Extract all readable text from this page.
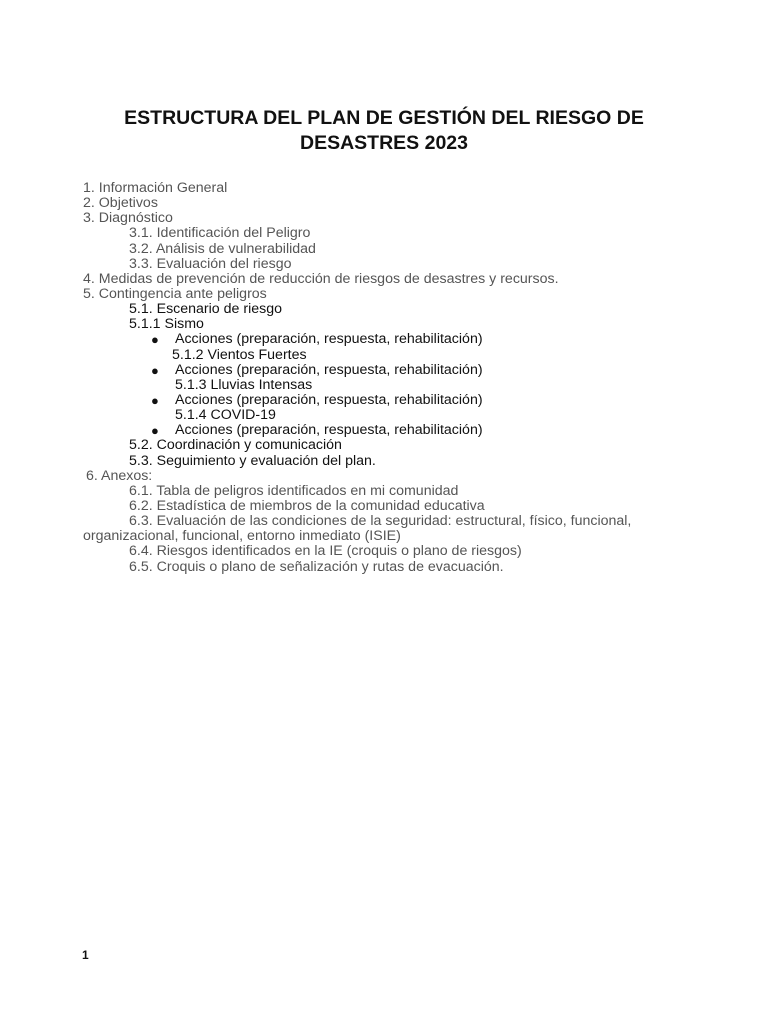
ESTRUCTURA DEL PLAN DE GESTIÓN DEL RIESGO DE
DESASTRES 2023
1. Información General
2. Objetivos
3. Diagnóstico
3.1. Identificación del Peligro
3.2. Análisis de vulnerabilidad
3.3. Evaluación del riesgo
4. Medidas de prevención de reducción de riesgos de desastres y recursos.
5. Contingencia ante peligros
5.1. Escenario de riesgo
5.1.1 Sismo
● Acciones (preparación, respuesta, rehabilitación)
5.1.2 Vientos Fuertes
● Acciones (preparación, respuesta, rehabilitación)
5.1.3 Lluvias Intensas
● Acciones (preparación, respuesta, rehabilitación)
5.1.4 COVID-19
● Acciones (preparación, respuesta, rehabilitación)
5.2. Coordinación y comunicación
5.3. Seguimiento y evaluación del plan.
6. Anexos:
6.1. Tabla de peligros identificados en mi comunidad
6.2. Estadística de miembros de la comunidad educativa
6.3. Evaluación de las condiciones de la seguridad: estructural, físico, funcional, organizacional, funcional, entorno inmediato (ISIE)
6.4. Riesgos identificados en la IE (croquis o plano de riesgos)
6.5. Croquis o plano de señalización y rutas de evacuación.
1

■ THE TASK ■
Leave out every picture and copy the rest of the records exactly.

■ THE RESULT ■
Extract all readable text from this page.
ESTRUCTURA DEL PLAN DE GESTIÓN DEL RIESGO DE
DESASTRES 2023
1. Información General
2. Objetivos
3. Diagnóstico
3.1. Identificación del Peligro
3.2. Análisis de vulnerabilidad
3.3. Evaluación del riesgo
4. Medidas de prevención de reducción de riesgos de desastres y recursos.
5. Contingencia ante peligros
5.1. Escenario de riesgo
5.1.1 Sismo
● Acciones (preparación, respuesta, rehabilitación)
5.1.2 Vientos Fuertes
● Acciones (preparación, respuesta, rehabilitación)
5.1.3 Lluvias Intensas
● Acciones (preparación, respuesta, rehabilitación)
5.1.4 COVID-19
● Acciones (preparación, respuesta, rehabilitación)
5.2. Coordinación y comunicación
5.3. Seguimiento y evaluación del plan.
6. Anexos:
6.1. Tabla de peligros identificados en mi comunidad
6.2. Estadística de miembros de la comunidad educativa
6.3. Evaluación de las condiciones de la seguridad: estructural, físico, funcional, organizacional, funcional, entorno inmediato (ISIE)
6.4. Riesgos identificados en la IE (croquis o plano de riesgos)
6.5. Croquis o plano de señalización y rutas de evacuación.
1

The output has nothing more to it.